#### РАЗДЕЛ ДОКУМЕНТА
::::::::::

Так вот, уже работая на Студии документальных фильмов, я предложил снять Вертинского для «кинолетописи». Если мы видим сегодня на экране многих интересных людей, которых уже давно нет на свете, то — благодаря кинолетописи. Ведь телевидение в те годы училось только ходить, а видео не было и в помине. Вместе с редактором Олей Щербаковой, молоденькой и красивой женщиной, мы отправились на концерт, чтобы по окончании поговорить с Вертинским о съемке. Оля надела лучшее свое платье, приколола букет фиалок и замысловато взбила прическу. И не ошиблась в своих стараниях: Александр Николаевич все внимание обратил на нее и был очень любезен. Мы сидели в артистической, было жарко, и Вертинский, извинившись (чем смутил нас), повесил смокинг на спинку стула и снял бантик. Какая-то женщина принесла термос с чаем, кто-то пришел с комплиментами, кто-то прощался. Я смотрел во все глаза, взволнованный, что так близко вижу обожаемого артиста, и что-то мямлил, но Оля, польщенная вниманием, взяла бразды правления. В то время он еще не снимался ни в «Заговоре обреченных, ни в «Анне на шее», и Оля прельщала его возможностью увидеть себя на экране, оставить свои песни будущим зрителям. Но эта перспектива вовсе не увлекла артиста: «Деточка, у меня с кино вечные нелады. Когда вас еще не было на свете, у нас был роман с Верой Холодной, и она звала меня с нею сниматься, но кинематограф был немым и мои песенки были ему не нужны. А что я без музыки?» «Так вот теперь мы и хотим их снять», — вякнул я. «А потом в Холливуде, — продолжал Александр Николаевич словно меня и не было, — у нас был роман с Марлен Дитрих и тоже ничего не вышло. Я имею в виду съемки, — улыбнулся он Оле. — Марлен хотела, чтобы меня сняли и я что-нибудь исполнил, а я никак не вписывался в их дурацкий сюжет и к тому же пел по-русски. И даже Марлен… Впрочем, от этого романа осталась моя «Весна Ботичелли», а где бы сегодня вы увидели эту съемку, буде она и состоялась? Нет, нет, если даже у этих очаровательных актрис ничего не получилось и они не смогли заманить меня на экран…» — «То куда уж нам», — закончили мы мысленно. Мы не обиделись, но огорчились. И я до сих пор жалею, что так и не сумели склонить его к съемке, снять из зала несколько номеров, передать атмосферу его концерта. И нет на экране ни одной его песни, которые он так артистически исполнял.

::::::::::

#### СТРОКИ

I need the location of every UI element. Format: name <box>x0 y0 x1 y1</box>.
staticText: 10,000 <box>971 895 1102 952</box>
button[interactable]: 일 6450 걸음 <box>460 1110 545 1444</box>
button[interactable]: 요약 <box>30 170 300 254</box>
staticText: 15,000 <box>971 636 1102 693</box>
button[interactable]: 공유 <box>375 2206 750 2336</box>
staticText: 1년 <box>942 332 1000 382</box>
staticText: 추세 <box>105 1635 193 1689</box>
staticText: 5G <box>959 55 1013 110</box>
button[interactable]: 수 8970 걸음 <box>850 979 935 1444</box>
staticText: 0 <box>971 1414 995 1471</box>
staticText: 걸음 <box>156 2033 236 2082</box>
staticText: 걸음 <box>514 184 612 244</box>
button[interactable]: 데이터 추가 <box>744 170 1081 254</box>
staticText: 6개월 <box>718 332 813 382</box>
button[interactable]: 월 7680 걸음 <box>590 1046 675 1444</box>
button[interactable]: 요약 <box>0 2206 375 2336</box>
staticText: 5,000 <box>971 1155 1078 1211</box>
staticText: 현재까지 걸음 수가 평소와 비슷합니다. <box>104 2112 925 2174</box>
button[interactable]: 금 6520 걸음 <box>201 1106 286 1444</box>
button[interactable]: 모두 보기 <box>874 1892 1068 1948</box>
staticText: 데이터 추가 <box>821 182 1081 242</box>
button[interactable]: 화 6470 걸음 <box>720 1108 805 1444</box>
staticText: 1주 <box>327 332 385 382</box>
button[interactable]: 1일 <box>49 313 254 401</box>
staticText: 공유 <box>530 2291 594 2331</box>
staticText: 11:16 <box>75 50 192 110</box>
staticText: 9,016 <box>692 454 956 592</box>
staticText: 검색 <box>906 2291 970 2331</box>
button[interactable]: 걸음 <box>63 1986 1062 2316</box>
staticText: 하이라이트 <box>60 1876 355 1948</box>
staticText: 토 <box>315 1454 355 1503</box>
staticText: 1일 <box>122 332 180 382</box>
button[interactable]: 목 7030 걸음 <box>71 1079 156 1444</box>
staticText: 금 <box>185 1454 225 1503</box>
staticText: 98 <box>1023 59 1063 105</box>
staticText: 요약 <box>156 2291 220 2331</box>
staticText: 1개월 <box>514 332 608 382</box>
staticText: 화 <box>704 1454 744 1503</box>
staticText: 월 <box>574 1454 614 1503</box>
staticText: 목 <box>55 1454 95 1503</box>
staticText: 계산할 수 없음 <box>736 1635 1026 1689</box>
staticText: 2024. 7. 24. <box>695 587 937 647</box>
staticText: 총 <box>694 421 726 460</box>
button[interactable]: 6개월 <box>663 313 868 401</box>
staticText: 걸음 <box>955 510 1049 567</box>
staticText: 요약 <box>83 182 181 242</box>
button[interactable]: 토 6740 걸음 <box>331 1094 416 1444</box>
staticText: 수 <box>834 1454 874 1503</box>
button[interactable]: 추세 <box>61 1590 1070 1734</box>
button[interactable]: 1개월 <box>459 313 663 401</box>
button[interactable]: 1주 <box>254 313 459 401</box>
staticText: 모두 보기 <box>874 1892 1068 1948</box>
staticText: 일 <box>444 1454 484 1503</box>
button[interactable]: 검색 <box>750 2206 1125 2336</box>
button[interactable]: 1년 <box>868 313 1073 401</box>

::::::::::

#### УСЛОВИЯ ЗАДАНИЙ
A - С какой актрисой, по словам Вертинского в тексте о нем, у него был роман в Холливуде?
B - Продолжите текст о попытке снять Вертинского для кинолетописи, начиная сразу после его последнего предложения.

#### ОТВЕТЫ К УПРАЖНЕНИЯМ
A - С Марлен Дитрих.

B -
Да, так вот о Доброй слободке. В одной из комнат жила Ляля — Раиса Ивановна Зак, русская красавица из Иванова. У нас она шла под кличкой «Люция Францевна Пферд из Вороньей слободки». Вечерами соседи у нее играли в лото и дверь была открыта, она с любопытством смотрела, кто к кому пришел. Перед войной ее мужем стал Геннадий Борисович, инженер — унылый еврей с огромным «паяльником» и покатыми плечами, как у Натали Гончаровой. Ляля звала его томно, нараспев «Нэди», ей казалось это аристократичным, а все (в том числе и партнеры по лото) за глаза называли его Говнеди. Это были махровые мещане с оранжевым абажуром, слониками и пуфиками (как нынче этого хочется!), но, в сущности, люди неплохие. У них всегда можно было перехватить тридцатку, одолжить кусок хлеба до утра или бутылку керосина. Таков был быт. Под конец жизни они уехали в Иваново и умерли, одинокие, в доме для престарелых.
До войны жили у нас Маковские, их сын был инженер и ездил в Америку учиться рыть метро. Мы им гордились, как Варвара-самка из «Двенадцати стульев» полярным летчиком. А мать Маковского была миниатюрная сумасшедшая. Когда они получили другую квартиру, в их комнату вселились Шура и Тима, они работали в гараже ЦК и вели себя очень гордо. Получая соответственные пайки, они жгли керосинку не на кухне, а у себя, чтобы никто не видел, что они готовят. Когда Тима был на фронте, всех поражало количество кавалеров, которых принимала Шура. Сломав хребет фашистскому зверю в его же логове, Тима вернулся к любимой жене, и они снова зажили припеваючи.
Шло время. Сталин сыграл в ящик. После XX съезда Тима ночью пересказывал закрытое письмо о Сталине (только для партийных!), и до меня сквозь стенку долетали страшные слова «расстрелы, пытки, лагеря»… И еще — «культ личности». Раньше я слышал только о культтоварах.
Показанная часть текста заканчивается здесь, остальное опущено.